(Description of the task) Which lines have the string "Monitor"? Copy all of them from the entries below.

(Extracted data)
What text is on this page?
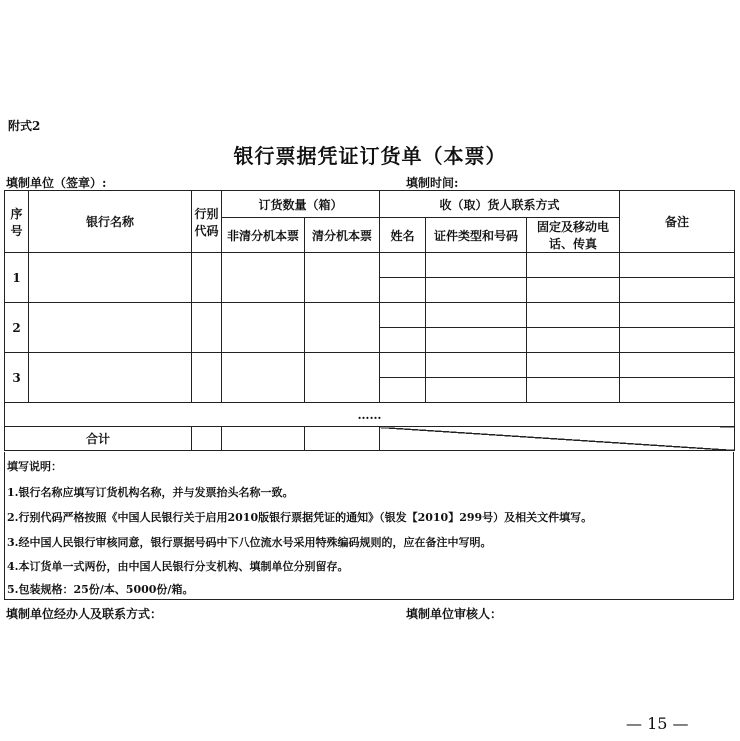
附式2
银行票据凭证订货单（本票）
填制单位（签章）:	填制时间:
序号	银行名称	行别代码	订货数量（箱）		收（取）货人联系方式			备注
			非清分机本票	清分机本票	姓名	证件类型和号码	固定及移动电话、传真	
1								

2								

3								

……								
合计								
填写说明：
1.银行名称应填写订货机构名称，并与发票抬头名称一致。
2.行别代码严格按照《中国人民银行关于启用2010版银行票据凭证的通知》（银发【2010】299号）及相关文件填写。
3.经中国人民银行审核同意，银行票据号码中下八位流水号采用特殊编码规则的，应在备注中写明。
4.本订货单一式两份，由中国人民银行分支机构、填制单位分别留存。
5.包装规格：25份/本、5000份/箱。
填制单位经办人及联系方式：	填制单位审核人：
— 15 —
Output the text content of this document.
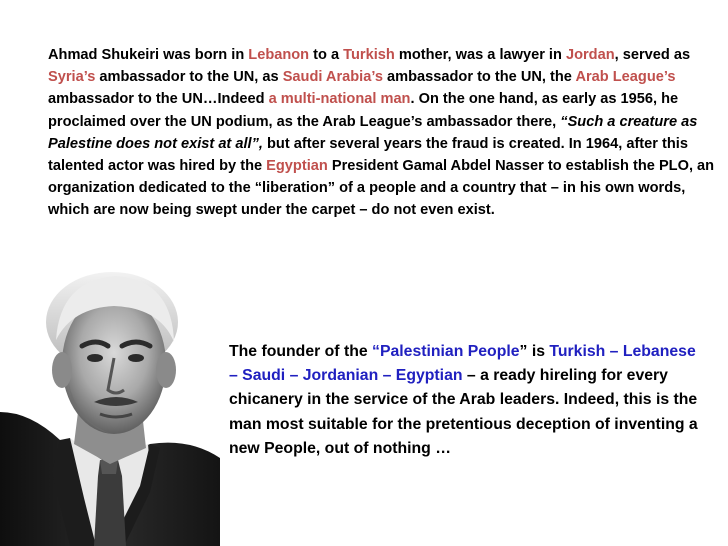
Ahmad Shukeiri was born in Lebanon to a Turkish mother, was a lawyer in Jordan, served as Syria’s ambassador to the UN, as Saudi Arabia’s ambassador to the UN, the Arab League’s ambassador to the UN…Indeed a multi-national man. On the one hand, as early as 1956, he proclaimed over the UN podium, as the Arab League’s ambassador there, “Such a creature as Palestine does not exist at all”, but after several years the fraud is created. In 1964, after this talented actor was hired by the Egyptian President Gamal Abdel Nasser to establish the PLO, an organization dedicated to the “liberation” of a people and a country that – in his own words, which are now being swept under the carpet – do not even exist.
The founder of the “Palestinian People” is Turkish – Lebanese – Saudi – Jordanian – Egyptian – a ready hireling for every chicanery in the service of the Arab leaders. Indeed, this is the man most suitable for the pretentious deception of inventing a new People, out of nothing …
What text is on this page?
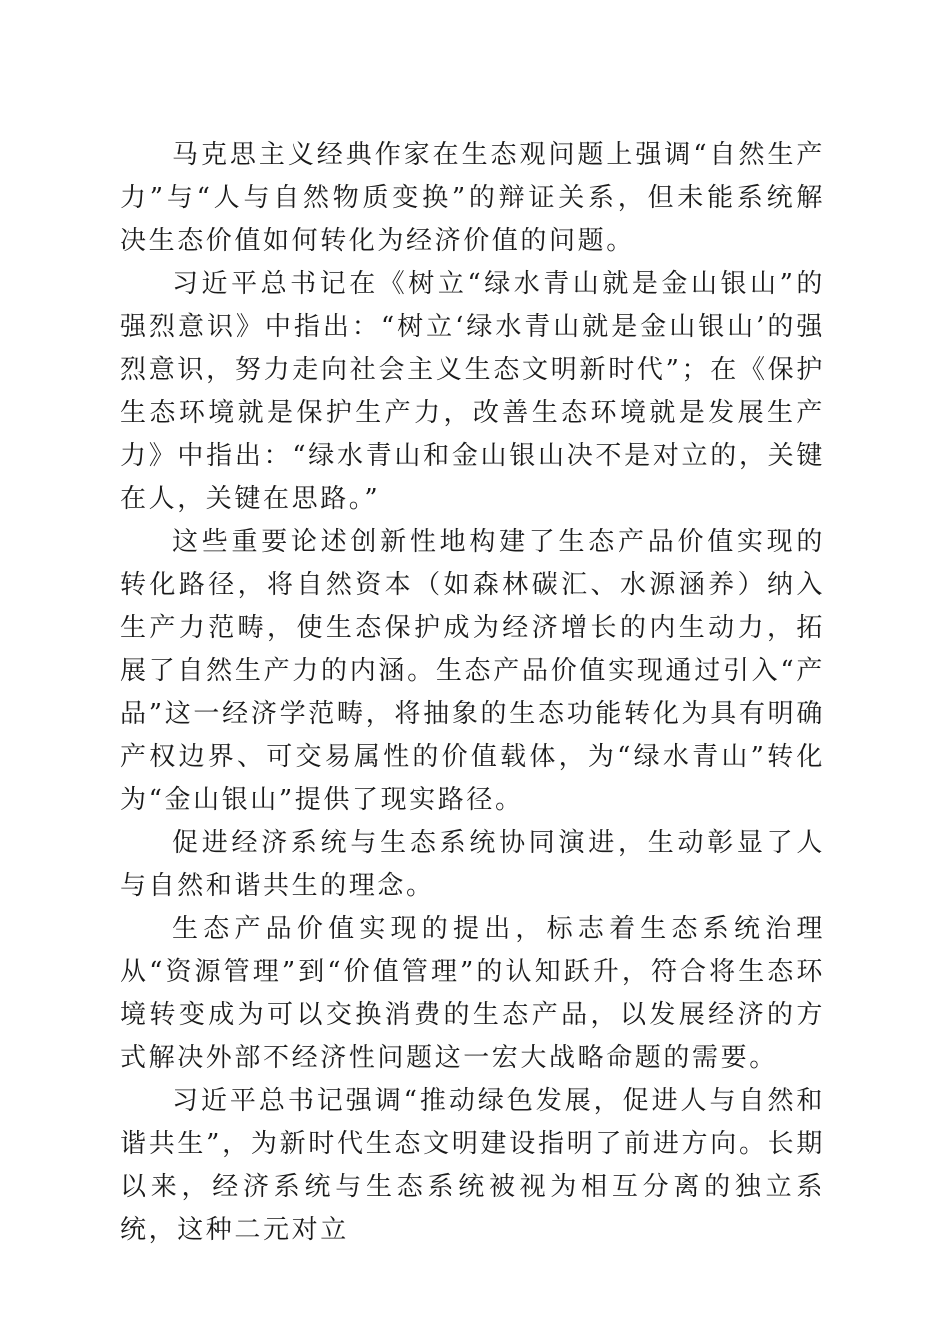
马克思主义经典作家在生态观问题上强调“自然生产力”与“人与自然物质变换”的辩证关系，但未能系统解决生态价值如何转化为经济价值的问题。

习近平总书记在《树立“绿水青山就是金山银山”的强烈意识》中指出：“树立‘绿水青山就是金山银山’的强烈意识，努力走向社会主义生态文明新时代”；在《保护生态环境就是保护生产力，改善生态环境就是发展生产力》中指出：“绿水青山和金山银山决不是对立的，关键在人，关键在思路。”

这些重要论述创新性地构建了生态产品价值实现的转化路径，将自然资本（如森林碳汇、水源涵养）纳入生产力范畴，使生态保护成为经济增长的内生动力，拓展了自然生产力的内涵。生态产品价值实现通过引入“产品”这一经济学范畴，将抽象的生态功能转化为具有明确产权边界、可交易属性的价值载体，为“绿水青山”转化为“金山银山”提供了现实路径。

促进经济系统与生态系统协同演进，生动彰显了人与自然和谐共生的理念。

生态产品价值实现的提出，标志着生态系统治理从“资源管理”到“价值管理”的认知跃升，符合将生态环境转变成为可以交换消费的生态产品，以发展经济的方式解决外部不经济性问题这一宏大战略命题的需要。

习近平总书记强调“推动绿色发展，促进人与自然和谐共生”，为新时代生态文明建设指明了前进方向。长期以来，经济系统与生态系统被视为相互分离的独立系统，这种二元对立
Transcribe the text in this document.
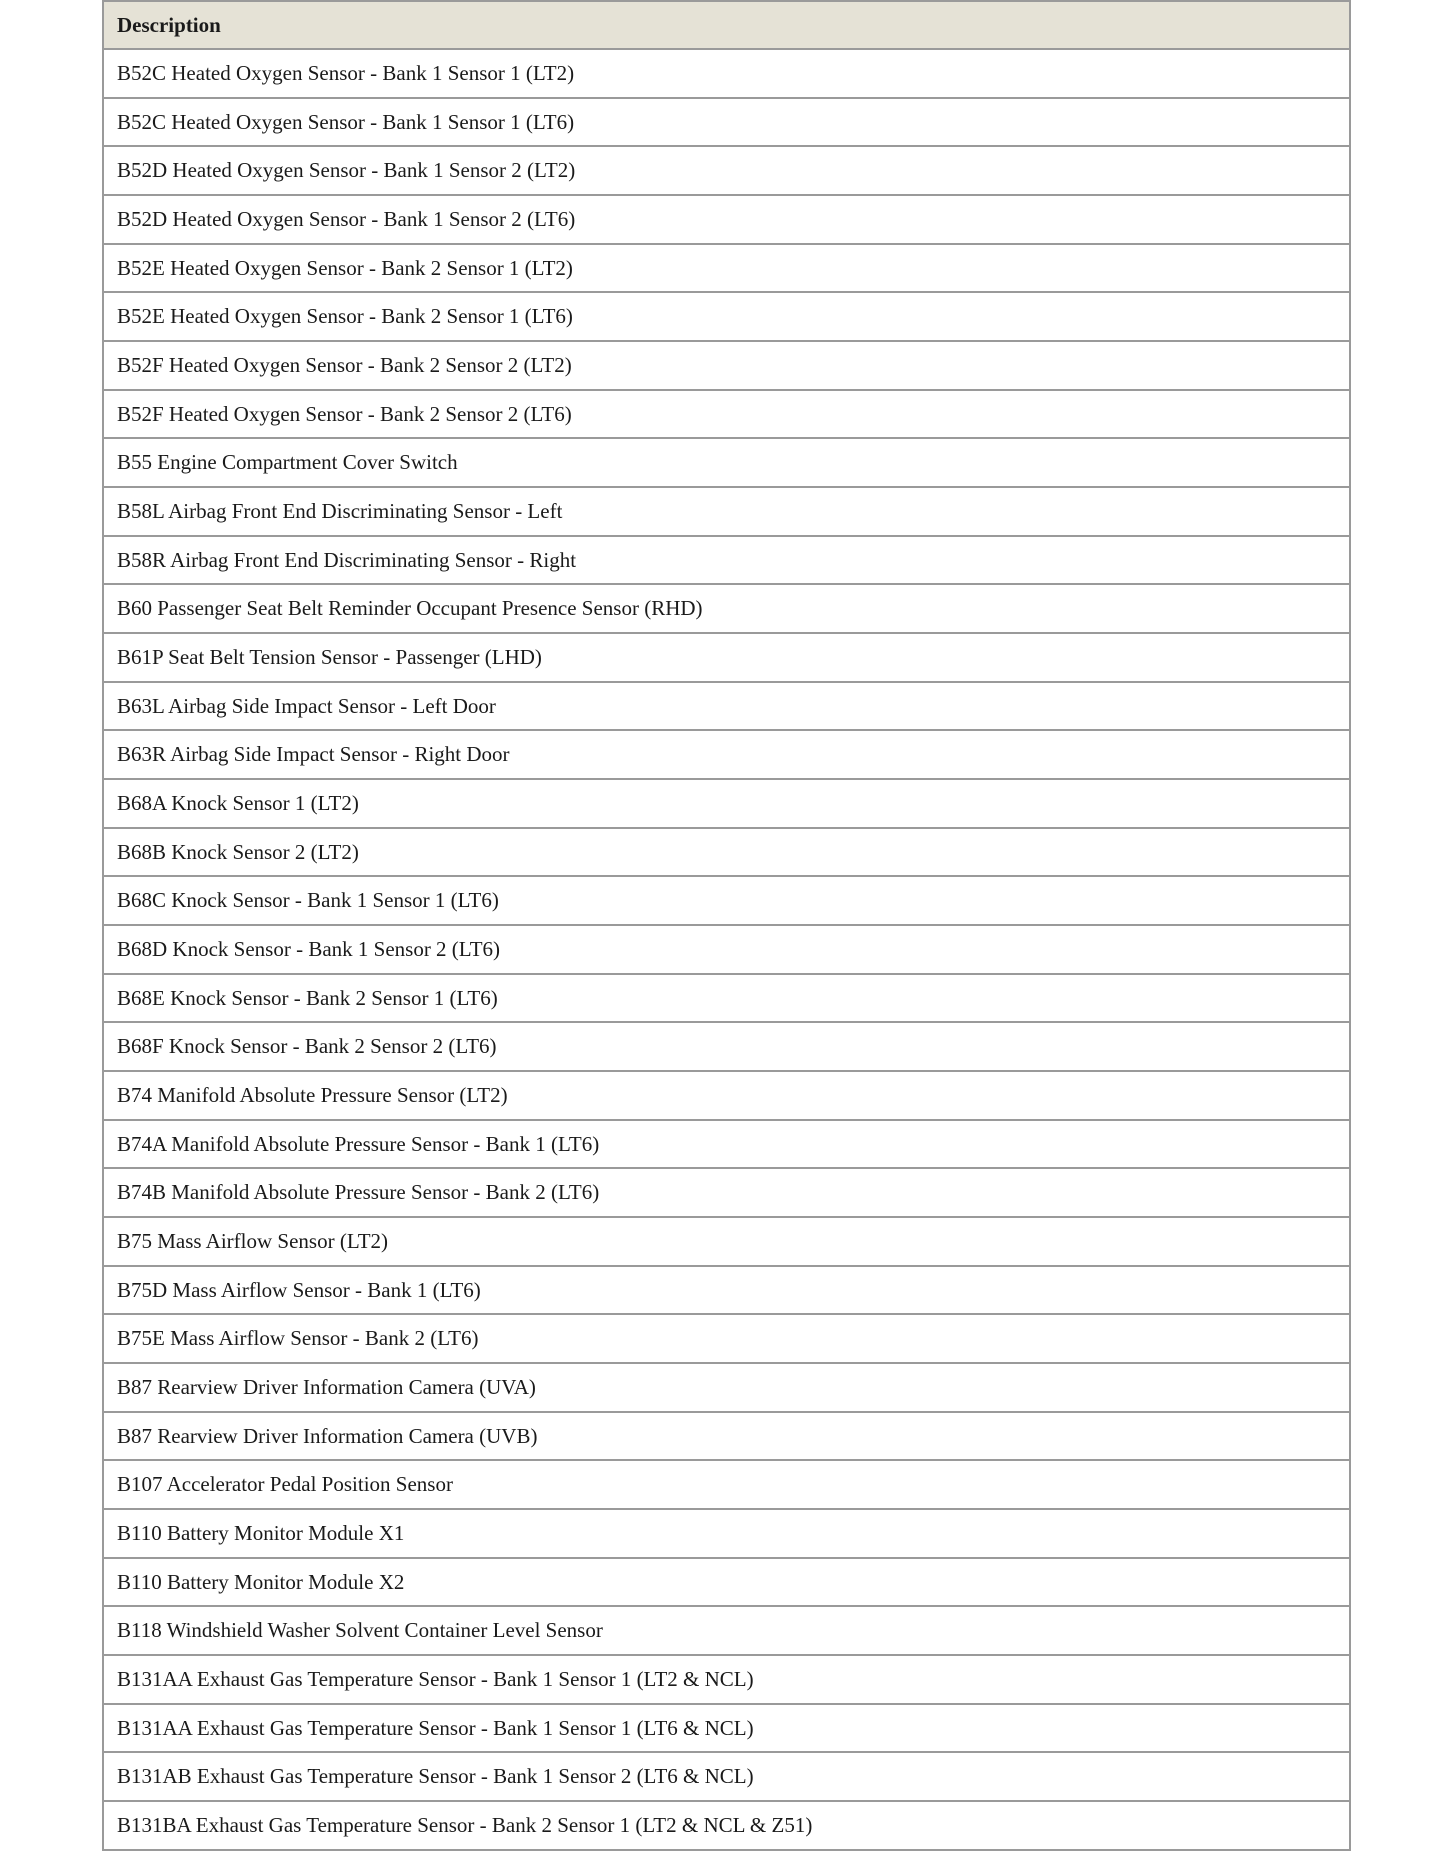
Description
B52C Heated Oxygen Sensor - Bank 1 Sensor 1 (LT2)
B52C Heated Oxygen Sensor - Bank 1 Sensor 1 (LT6)
B52D Heated Oxygen Sensor - Bank 1 Sensor 2 (LT2)
B52D Heated Oxygen Sensor - Bank 1 Sensor 2 (LT6)
B52E Heated Oxygen Sensor - Bank 2 Sensor 1 (LT2)
B52E Heated Oxygen Sensor - Bank 2 Sensor 1 (LT6)
B52F Heated Oxygen Sensor - Bank 2 Sensor 2 (LT2)
B52F Heated Oxygen Sensor - Bank 2 Sensor 2 (LT6)
B55 Engine Compartment Cover Switch
B58L Airbag Front End Discriminating Sensor - Left
B58R Airbag Front End Discriminating Sensor - Right
B60 Passenger Seat Belt Reminder Occupant Presence Sensor (RHD)
B61P Seat Belt Tension Sensor - Passenger (LHD)
B63L Airbag Side Impact Sensor - Left Door
B63R Airbag Side Impact Sensor - Right Door
B68A Knock Sensor 1 (LT2)
B68B Knock Sensor 2 (LT2)
B68C Knock Sensor - Bank 1 Sensor 1 (LT6)
B68D Knock Sensor - Bank 1 Sensor 2 (LT6)
B68E Knock Sensor - Bank 2 Sensor 1 (LT6)
B68F Knock Sensor - Bank 2 Sensor 2 (LT6)
B74 Manifold Absolute Pressure Sensor (LT2)
B74A Manifold Absolute Pressure Sensor - Bank 1 (LT6)
B74B Manifold Absolute Pressure Sensor - Bank 2 (LT6)
B75 Mass Airflow Sensor (LT2)
B75D Mass Airflow Sensor - Bank 1 (LT6)
B75E Mass Airflow Sensor - Bank 2 (LT6)
B87 Rearview Driver Information Camera (UVA)
B87 Rearview Driver Information Camera (UVB)
B107 Accelerator Pedal Position Sensor
B110 Battery Monitor Module X1
B110 Battery Monitor Module X2
B118 Windshield Washer Solvent Container Level Sensor
B131AA Exhaust Gas Temperature Sensor - Bank 1 Sensor 1 (LT2 & NCL)
B131AA Exhaust Gas Temperature Sensor - Bank 1 Sensor 1 (LT6 & NCL)
B131AB Exhaust Gas Temperature Sensor - Bank 1 Sensor 2 (LT6 & NCL)
B131BA Exhaust Gas Temperature Sensor - Bank 2 Sensor 1 (LT2 & NCL & Z51)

(Solution to this task)
B110 Battery Monitor Module X1
B110 Battery Monitor Module X2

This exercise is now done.